AIM OF THE TASK | Output the data below in full, byte for byte. Nothing may differ.

INPUT ROWS |
........
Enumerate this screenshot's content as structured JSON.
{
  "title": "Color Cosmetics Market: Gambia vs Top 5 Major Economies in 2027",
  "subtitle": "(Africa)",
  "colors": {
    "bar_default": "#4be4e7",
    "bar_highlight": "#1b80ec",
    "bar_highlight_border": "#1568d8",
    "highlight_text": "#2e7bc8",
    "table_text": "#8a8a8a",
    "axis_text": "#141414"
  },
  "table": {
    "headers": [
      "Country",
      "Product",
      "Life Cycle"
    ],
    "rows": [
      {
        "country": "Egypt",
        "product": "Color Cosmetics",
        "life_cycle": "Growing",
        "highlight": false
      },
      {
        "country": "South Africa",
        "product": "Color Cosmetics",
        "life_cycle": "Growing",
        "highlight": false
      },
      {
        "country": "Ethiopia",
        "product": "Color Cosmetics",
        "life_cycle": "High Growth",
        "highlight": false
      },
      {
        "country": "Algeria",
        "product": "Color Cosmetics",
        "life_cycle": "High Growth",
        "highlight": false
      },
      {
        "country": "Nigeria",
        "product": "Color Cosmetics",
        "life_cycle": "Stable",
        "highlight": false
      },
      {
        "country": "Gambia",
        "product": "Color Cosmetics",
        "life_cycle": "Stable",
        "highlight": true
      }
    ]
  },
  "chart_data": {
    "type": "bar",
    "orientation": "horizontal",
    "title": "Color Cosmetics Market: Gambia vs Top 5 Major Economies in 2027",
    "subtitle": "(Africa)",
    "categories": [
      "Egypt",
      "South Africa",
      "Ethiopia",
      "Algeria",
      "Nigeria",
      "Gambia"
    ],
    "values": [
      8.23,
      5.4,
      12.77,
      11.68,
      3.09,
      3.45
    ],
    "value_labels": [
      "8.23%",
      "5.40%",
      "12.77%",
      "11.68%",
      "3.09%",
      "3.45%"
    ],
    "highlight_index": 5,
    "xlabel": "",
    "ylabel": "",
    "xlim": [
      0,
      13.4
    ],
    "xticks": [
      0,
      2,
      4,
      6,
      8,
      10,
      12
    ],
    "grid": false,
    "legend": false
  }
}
........
RESULT OF THIS TASK |
Enumerate this screenshot's content as structured JSON.
{
  "title": "Color Cosmetics Market: Gambia vs Top 5 Major Economies in 2027",
  "subtitle": "(Africa)",
  "colors": {
    "bar_default": "#4be4e7",
    "bar_highlight": "#1b80ec",
    "bar_highlight_border": "#1568d8",
    "highlight_text": "#2e7bc8",
    "table_text": "#8a8a8a",
    "axis_text": "#141414"
  },
  "table": {
    "headers": [
      "Country",
      "Product",
      "Life Cycle"
    ],
    "rows": [
      {
        "country": "Egypt",
        "product": "Color Cosmetics",
        "life_cycle": "Growing",
        "highlight": false
      },
      {
        "country": "South Africa",
        "product": "Color Cosmetics",
        "life_cycle": "Growing",
        "highlight": false
      },
      {
        "country": "Ethiopia",
        "product": "Color Cosmetics",
        "life_cycle": "High Growth",
        "highlight": false
      },
      {
        "country": "Algeria",
        "product": "Color Cosmetics",
        "life_cycle": "High Growth",
        "highlight": false
      },
      {
        "country": "Nigeria",
        "product": "Color Cosmetics",
        "life_cycle": "Stable",
        "highlight": false
      },
      {
        "country": "Gambia",
        "product": "Color Cosmetics",
        "life_cycle": "Stable",
        "highlight": true
      }
    ]
  },
  "chart_data": {
    "type": "bar",
    "orientation": "horizontal",
    "title": "Color Cosmetics Market: Gambia vs Top 5 Major Economies in 2027",
    "subtitle": "(Africa)",
    "categories": [
      "Egypt",
      "South Africa",
      "Ethiopia",
      "Algeria",
      "Nigeria",
      "Gambia"
    ],
    "values": [
      8.23,
      5.4,
      12.77,
      11.68,
      3.09,
      3.45
    ],
    "value_labels": [
      "8.23%",
      "5.40%",
      "12.77%",
      "11.68%",
      "3.09%",
      "3.45%"
    ],
    "highlight_index": 5,
    "xlabel": "",
    "ylabel": "",
    "xlim": [
      0,
      13.4
    ],
    "xticks": [
      0,
      2,
      4,
      6,
      8,
      10,
      12
    ],
    "grid": false,
    "legend": false
  }
}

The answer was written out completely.